TO BE DONE ->
The records below must be written out exactly, with every picture left behind.

DATA TO PROCESS ->
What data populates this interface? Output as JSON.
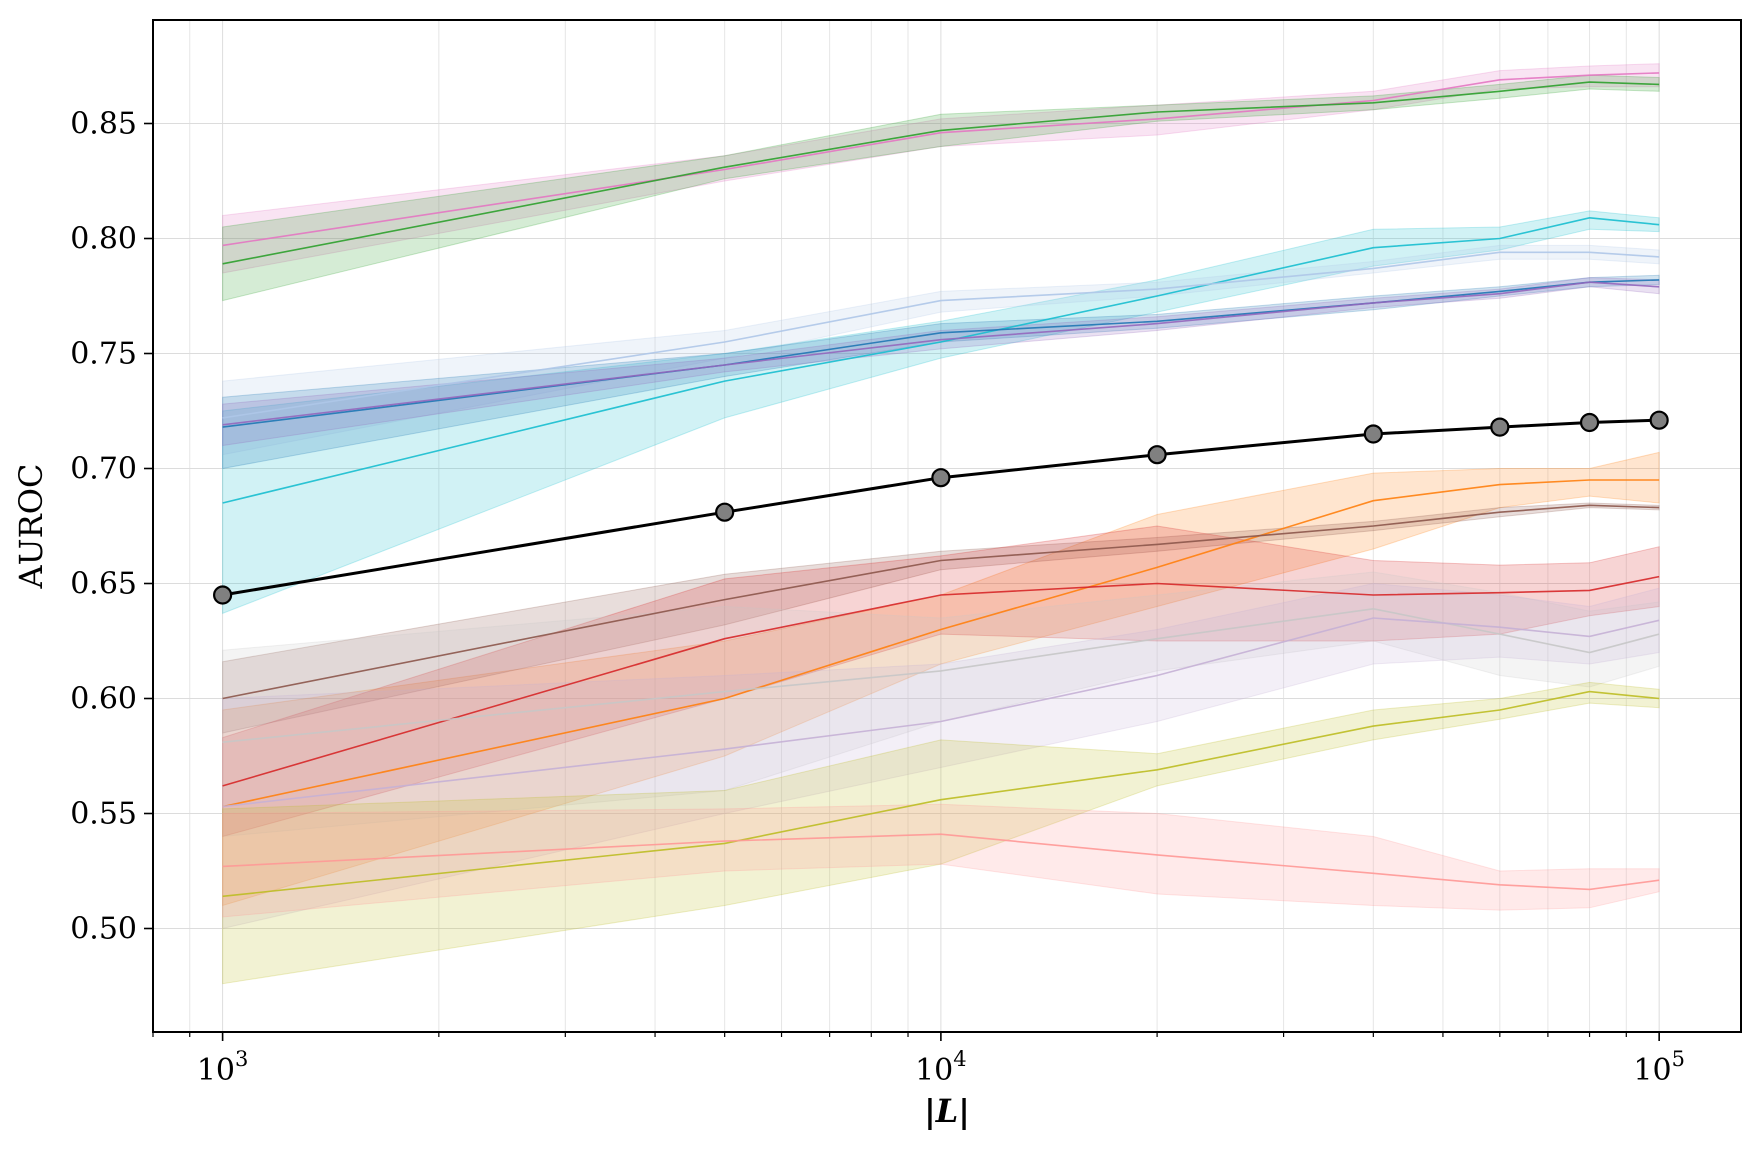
{
  "chart_data": {
    "type": "line",
    "xscale": "log",
    "xlim": [
      800,
      130000
    ],
    "ylim": [
      0.455,
      0.895
    ],
    "xlabel": "|L|",
    "ylabel": "AUROC",
    "grid": true,
    "legend": "none",
    "x_ticks": [
      {
        "value": 1000,
        "base": "10",
        "exp": "3"
      },
      {
        "value": 10000,
        "base": "10",
        "exp": "4"
      },
      {
        "value": 100000,
        "base": "10",
        "exp": "5"
      }
    ],
    "y_ticks": [
      0.5,
      0.55,
      0.6,
      0.65,
      0.7,
      0.75,
      0.8,
      0.85
    ],
    "y_tick_labels": [
      "0.50",
      "0.55",
      "0.60",
      "0.65",
      "0.70",
      "0.75",
      "0.80",
      "0.85"
    ],
    "x": [
      1000,
      5000,
      10000,
      20000,
      40000,
      60000,
      80000,
      100000
    ],
    "series": [
      {
        "color": "#e377c2",
        "values": [
          0.797,
          0.83,
          0.846,
          0.852,
          0.86,
          0.869,
          0.871,
          0.872
        ],
        "lower": [
          0.785,
          0.825,
          0.84,
          0.845,
          0.856,
          0.865,
          0.866,
          0.866
        ],
        "upper": [
          0.81,
          0.836,
          0.852,
          0.858,
          0.864,
          0.873,
          0.875,
          0.876
        ]
      },
      {
        "color": "#2ca02c",
        "values": [
          0.789,
          0.831,
          0.847,
          0.855,
          0.859,
          0.864,
          0.868,
          0.867
        ],
        "lower": [
          0.773,
          0.826,
          0.84,
          0.851,
          0.856,
          0.861,
          0.865,
          0.864
        ],
        "upper": [
          0.805,
          0.836,
          0.854,
          0.858,
          0.862,
          0.867,
          0.871,
          0.87
        ]
      },
      {
        "color": "#17becf",
        "values": [
          0.685,
          0.738,
          0.755,
          0.775,
          0.796,
          0.8,
          0.809,
          0.806
        ],
        "lower": [
          0.637,
          0.722,
          0.748,
          0.768,
          0.788,
          0.795,
          0.804,
          0.803
        ],
        "upper": [
          0.725,
          0.75,
          0.764,
          0.782,
          0.804,
          0.805,
          0.812,
          0.809
        ]
      },
      {
        "color": "#aec7e8",
        "values": [
          0.722,
          0.755,
          0.773,
          0.778,
          0.787,
          0.794,
          0.794,
          0.792
        ],
        "lower": [
          0.706,
          0.748,
          0.768,
          0.775,
          0.785,
          0.791,
          0.791,
          0.789
        ],
        "upper": [
          0.738,
          0.76,
          0.777,
          0.781,
          0.79,
          0.797,
          0.797,
          0.795
        ]
      },
      {
        "color": "#1f77b4",
        "values": [
          0.718,
          0.745,
          0.759,
          0.764,
          0.772,
          0.777,
          0.781,
          0.782
        ],
        "lower": [
          0.7,
          0.74,
          0.755,
          0.761,
          0.769,
          0.775,
          0.779,
          0.78
        ],
        "upper": [
          0.731,
          0.75,
          0.763,
          0.767,
          0.775,
          0.779,
          0.783,
          0.784
        ]
      },
      {
        "color": "#9467bd",
        "values": [
          0.719,
          0.745,
          0.756,
          0.763,
          0.772,
          0.776,
          0.781,
          0.779
        ],
        "lower": [
          0.71,
          0.742,
          0.752,
          0.76,
          0.77,
          0.774,
          0.779,
          0.776
        ],
        "upper": [
          0.728,
          0.748,
          0.76,
          0.766,
          0.774,
          0.778,
          0.783,
          0.782
        ]
      },
      {
        "color": "#ff7f0e",
        "values": [
          0.553,
          0.6,
          0.63,
          0.657,
          0.686,
          0.693,
          0.695,
          0.695
        ],
        "lower": [
          0.51,
          0.575,
          0.615,
          0.64,
          0.665,
          0.683,
          0.688,
          0.685
        ],
        "upper": [
          0.595,
          0.625,
          0.645,
          0.68,
          0.698,
          0.7,
          0.7,
          0.707
        ]
      },
      {
        "color": "#8c564b",
        "values": [
          0.6,
          0.643,
          0.66,
          0.667,
          0.675,
          0.681,
          0.684,
          0.683
        ],
        "lower": [
          0.585,
          0.632,
          0.656,
          0.664,
          0.673,
          0.679,
          0.683,
          0.682
        ],
        "upper": [
          0.616,
          0.654,
          0.664,
          0.67,
          0.677,
          0.683,
          0.685,
          0.684
        ]
      },
      {
        "color": "#d62728",
        "values": [
          0.562,
          0.626,
          0.645,
          0.65,
          0.645,
          0.646,
          0.647,
          0.653
        ],
        "lower": [
          0.54,
          0.6,
          0.628,
          0.625,
          0.625,
          0.628,
          0.636,
          0.64
        ],
        "upper": [
          0.583,
          0.652,
          0.662,
          0.675,
          0.66,
          0.658,
          0.659,
          0.666
        ]
      },
      {
        "color": "#c7c7c7",
        "values": [
          0.581,
          0.603,
          0.612,
          0.626,
          0.639,
          0.628,
          0.62,
          0.628
        ],
        "lower": [
          0.54,
          0.56,
          0.59,
          0.612,
          0.625,
          0.61,
          0.605,
          0.614
        ],
        "upper": [
          0.621,
          0.64,
          0.635,
          0.645,
          0.655,
          0.646,
          0.638,
          0.642
        ]
      },
      {
        "color": "#c5b0d5",
        "values": [
          0.553,
          0.578,
          0.59,
          0.61,
          0.635,
          0.631,
          0.627,
          0.634
        ],
        "lower": [
          0.5,
          0.55,
          0.57,
          0.59,
          0.615,
          0.618,
          0.615,
          0.62
        ],
        "upper": [
          0.6,
          0.61,
          0.615,
          0.63,
          0.65,
          0.645,
          0.64,
          0.648
        ]
      },
      {
        "color": "#bcbd22",
        "values": [
          0.514,
          0.537,
          0.556,
          0.569,
          0.588,
          0.595,
          0.603,
          0.6
        ],
        "lower": [
          0.476,
          0.51,
          0.528,
          0.562,
          0.582,
          0.591,
          0.598,
          0.596
        ],
        "upper": [
          0.552,
          0.56,
          0.582,
          0.576,
          0.595,
          0.6,
          0.607,
          0.604
        ]
      },
      {
        "color": "#ff9896",
        "values": [
          0.527,
          0.538,
          0.541,
          0.532,
          0.524,
          0.519,
          0.517,
          0.521
        ],
        "lower": [
          0.505,
          0.525,
          0.528,
          0.515,
          0.51,
          0.508,
          0.509,
          0.516
        ],
        "upper": [
          0.55,
          0.552,
          0.554,
          0.55,
          0.54,
          0.525,
          0.526,
          0.526
        ]
      }
    ],
    "mean_series": {
      "color": "#000000",
      "marker_color": "#808080",
      "values": [
        0.645,
        0.681,
        0.696,
        0.706,
        0.715,
        0.718,
        0.72,
        0.721
      ]
    }
  }
}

SOLUTION BELOW ->
What data populates this interface? Output as JSON.
{
  "chart_data": {
    "type": "line",
    "xscale": "log",
    "xlim": [
      800,
      130000
    ],
    "ylim": [
      0.455,
      0.895
    ],
    "xlabel": "|L|",
    "ylabel": "AUROC",
    "grid": true,
    "legend": "none",
    "x_ticks": [
      {
        "value": 1000,
        "base": "10",
        "exp": "3"
      },
      {
        "value": 10000,
        "base": "10",
        "exp": "4"
      },
      {
        "value": 100000,
        "base": "10",
        "exp": "5"
      }
    ],
    "y_ticks": [
      0.5,
      0.55,
      0.6,
      0.65,
      0.7,
      0.75,
      0.8,
      0.85
    ],
    "y_tick_labels": [
      "0.50",
      "0.55",
      "0.60",
      "0.65",
      "0.70",
      "0.75",
      "0.80",
      "0.85"
    ],
    "x": [
      1000,
      5000,
      10000,
      20000,
      40000,
      60000,
      80000,
      100000
    ],
    "series": [
      {
        "color": "#e377c2",
        "values": [
          0.797,
          0.83,
          0.846,
          0.852,
          0.86,
          0.869,
          0.871,
          0.872
        ],
        "lower": [
          0.785,
          0.825,
          0.84,
          0.845,
          0.856,
          0.865,
          0.866,
          0.866
        ],
        "upper": [
          0.81,
          0.836,
          0.852,
          0.858,
          0.864,
          0.873,
          0.875,
          0.876
        ]
      },
      {
        "color": "#2ca02c",
        "values": [
          0.789,
          0.831,
          0.847,
          0.855,
          0.859,
          0.864,
          0.868,
          0.867
        ],
        "lower": [
          0.773,
          0.826,
          0.84,
          0.851,
          0.856,
          0.861,
          0.865,
          0.864
        ],
        "upper": [
          0.805,
          0.836,
          0.854,
          0.858,
          0.862,
          0.867,
          0.871,
          0.87
        ]
      },
      {
        "color": "#17becf",
        "values": [
          0.685,
          0.738,
          0.755,
          0.775,
          0.796,
          0.8,
          0.809,
          0.806
        ],
        "lower": [
          0.637,
          0.722,
          0.748,
          0.768,
          0.788,
          0.795,
          0.804,
          0.803
        ],
        "upper": [
          0.725,
          0.75,
          0.764,
          0.782,
          0.804,
          0.805,
          0.812,
          0.809
        ]
      },
      {
        "color": "#aec7e8",
        "values": [
          0.722,
          0.755,
          0.773,
          0.778,
          0.787,
          0.794,
          0.794,
          0.792
        ],
        "lower": [
          0.706,
          0.748,
          0.768,
          0.775,
          0.785,
          0.791,
          0.791,
          0.789
        ],
        "upper": [
          0.738,
          0.76,
          0.777,
          0.781,
          0.79,
          0.797,
          0.797,
          0.795
        ]
      },
      {
        "color": "#1f77b4",
        "values": [
          0.718,
          0.745,
          0.759,
          0.764,
          0.772,
          0.777,
          0.781,
          0.782
        ],
        "lower": [
          0.7,
          0.74,
          0.755,
          0.761,
          0.769,
          0.775,
          0.779,
          0.78
        ],
        "upper": [
          0.731,
          0.75,
          0.763,
          0.767,
          0.775,
          0.779,
          0.783,
          0.784
        ]
      },
      {
        "color": "#9467bd",
        "values": [
          0.719,
          0.745,
          0.756,
          0.763,
          0.772,
          0.776,
          0.781,
          0.779
        ],
        "lower": [
          0.71,
          0.742,
          0.752,
          0.76,
          0.77,
          0.774,
          0.779,
          0.776
        ],
        "upper": [
          0.728,
          0.748,
          0.76,
          0.766,
          0.774,
          0.778,
          0.783,
          0.782
        ]
      },
      {
        "color": "#ff7f0e",
        "values": [
          0.553,
          0.6,
          0.63,
          0.657,
          0.686,
          0.693,
          0.695,
          0.695
        ],
        "lower": [
          0.51,
          0.575,
          0.615,
          0.64,
          0.665,
          0.683,
          0.688,
          0.685
        ],
        "upper": [
          0.595,
          0.625,
          0.645,
          0.68,
          0.698,
          0.7,
          0.7,
          0.707
        ]
      },
      {
        "color": "#8c564b",
        "values": [
          0.6,
          0.643,
          0.66,
          0.667,
          0.675,
          0.681,
          0.684,
          0.683
        ],
        "lower": [
          0.585,
          0.632,
          0.656,
          0.664,
          0.673,
          0.679,
          0.683,
          0.682
        ],
        "upper": [
          0.616,
          0.654,
          0.664,
          0.67,
          0.677,
          0.683,
          0.685,
          0.684
        ]
      },
      {
        "color": "#d62728",
        "values": [
          0.562,
          0.626,
          0.645,
          0.65,
          0.645,
          0.646,
          0.647,
          0.653
        ],
        "lower": [
          0.54,
          0.6,
          0.628,
          0.625,
          0.625,
          0.628,
          0.636,
          0.64
        ],
        "upper": [
          0.583,
          0.652,
          0.662,
          0.675,
          0.66,
          0.658,
          0.659,
          0.666
        ]
      },
      {
        "color": "#c7c7c7",
        "values": [
          0.581,
          0.603,
          0.612,
          0.626,
          0.639,
          0.628,
          0.62,
          0.628
        ],
        "lower": [
          0.54,
          0.56,
          0.59,
          0.612,
          0.625,
          0.61,
          0.605,
          0.614
        ],
        "upper": [
          0.621,
          0.64,
          0.635,
          0.645,
          0.655,
          0.646,
          0.638,
          0.642
        ]
      },
      {
        "color": "#c5b0d5",
        "values": [
          0.553,
          0.578,
          0.59,
          0.61,
          0.635,
          0.631,
          0.627,
          0.634
        ],
        "lower": [
          0.5,
          0.55,
          0.57,
          0.59,
          0.615,
          0.618,
          0.615,
          0.62
        ],
        "upper": [
          0.6,
          0.61,
          0.615,
          0.63,
          0.65,
          0.645,
          0.64,
          0.648
        ]
      },
      {
        "color": "#bcbd22",
        "values": [
          0.514,
          0.537,
          0.556,
          0.569,
          0.588,
          0.595,
          0.603,
          0.6
        ],
        "lower": [
          0.476,
          0.51,
          0.528,
          0.562,
          0.582,
          0.591,
          0.598,
          0.596
        ],
        "upper": [
          0.552,
          0.56,
          0.582,
          0.576,
          0.595,
          0.6,
          0.607,
          0.604
        ]
      },
      {
        "color": "#ff9896",
        "values": [
          0.527,
          0.538,
          0.541,
          0.532,
          0.524,
          0.519,
          0.517,
          0.521
        ],
        "lower": [
          0.505,
          0.525,
          0.528,
          0.515,
          0.51,
          0.508,
          0.509,
          0.516
        ],
        "upper": [
          0.55,
          0.552,
          0.554,
          0.55,
          0.54,
          0.525,
          0.526,
          0.526
        ]
      }
    ],
    "mean_series": {
      "color": "#000000",
      "marker_color": "#808080",
      "values": [
        0.645,
        0.681,
        0.696,
        0.706,
        0.715,
        0.718,
        0.72,
        0.721
      ]
    }
  }
}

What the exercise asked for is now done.